**Stated exercise:** Pull out each line of the records holding the string "lang".

[Lines of data]
┄┄┄┄┄┄┄┄┄┄

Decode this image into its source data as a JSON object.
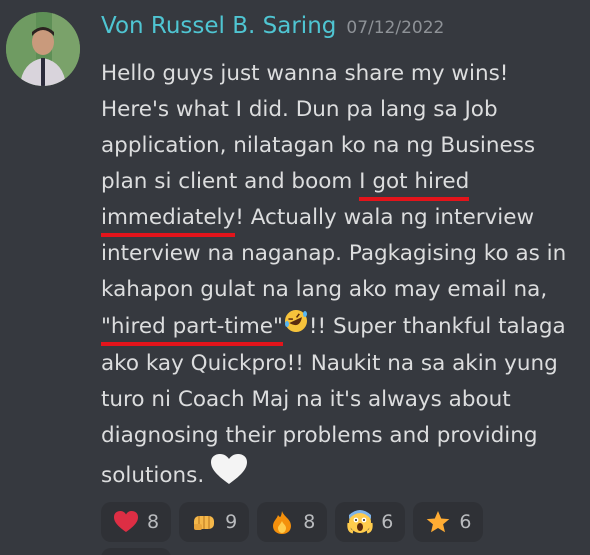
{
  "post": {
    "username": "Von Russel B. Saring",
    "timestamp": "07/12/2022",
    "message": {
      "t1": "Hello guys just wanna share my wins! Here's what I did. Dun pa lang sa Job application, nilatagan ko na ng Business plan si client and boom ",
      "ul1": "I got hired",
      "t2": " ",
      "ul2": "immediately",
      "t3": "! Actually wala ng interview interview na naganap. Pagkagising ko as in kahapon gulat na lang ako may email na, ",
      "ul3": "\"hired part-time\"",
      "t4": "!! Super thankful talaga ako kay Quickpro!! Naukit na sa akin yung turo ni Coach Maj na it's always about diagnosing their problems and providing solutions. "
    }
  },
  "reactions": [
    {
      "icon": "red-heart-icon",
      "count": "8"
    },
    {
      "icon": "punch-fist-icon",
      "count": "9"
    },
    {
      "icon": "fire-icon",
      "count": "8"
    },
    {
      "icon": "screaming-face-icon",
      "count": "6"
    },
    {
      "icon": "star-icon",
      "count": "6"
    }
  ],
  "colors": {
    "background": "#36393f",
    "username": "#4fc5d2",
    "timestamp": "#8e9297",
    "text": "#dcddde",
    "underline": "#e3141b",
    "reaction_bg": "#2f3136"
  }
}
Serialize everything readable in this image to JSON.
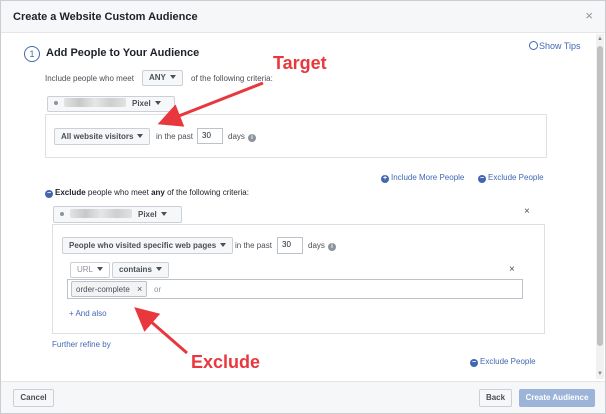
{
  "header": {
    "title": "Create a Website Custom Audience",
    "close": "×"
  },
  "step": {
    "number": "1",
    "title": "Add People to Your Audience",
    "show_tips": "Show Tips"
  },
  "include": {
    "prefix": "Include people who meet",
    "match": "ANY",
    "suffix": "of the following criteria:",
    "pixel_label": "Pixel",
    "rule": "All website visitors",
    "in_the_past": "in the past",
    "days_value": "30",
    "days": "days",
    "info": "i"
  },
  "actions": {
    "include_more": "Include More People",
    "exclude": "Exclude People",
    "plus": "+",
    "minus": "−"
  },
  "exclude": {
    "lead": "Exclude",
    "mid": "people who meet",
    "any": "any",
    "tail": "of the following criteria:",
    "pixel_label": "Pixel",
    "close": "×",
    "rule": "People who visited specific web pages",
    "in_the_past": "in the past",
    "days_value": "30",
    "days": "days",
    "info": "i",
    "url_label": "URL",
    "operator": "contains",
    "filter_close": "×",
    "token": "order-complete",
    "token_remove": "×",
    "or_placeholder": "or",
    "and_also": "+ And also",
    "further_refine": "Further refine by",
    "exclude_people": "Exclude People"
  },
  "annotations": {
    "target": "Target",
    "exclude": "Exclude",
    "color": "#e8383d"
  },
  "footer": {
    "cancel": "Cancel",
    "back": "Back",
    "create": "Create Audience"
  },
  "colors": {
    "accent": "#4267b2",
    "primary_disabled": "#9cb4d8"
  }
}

┄┄┄┄┄┄┄┄┄┄

**Complete response:**
      "t1": "Hello guys just wanna share my wins! Here's what I did. Dun pa lang sa Job application, nilatagan ko na ng Business plan si client and boom ",
      "t3": "! Actually wala ng interview interview na naganap. Pagkagising ko as in kahapon gulat na lang ako may email na, ",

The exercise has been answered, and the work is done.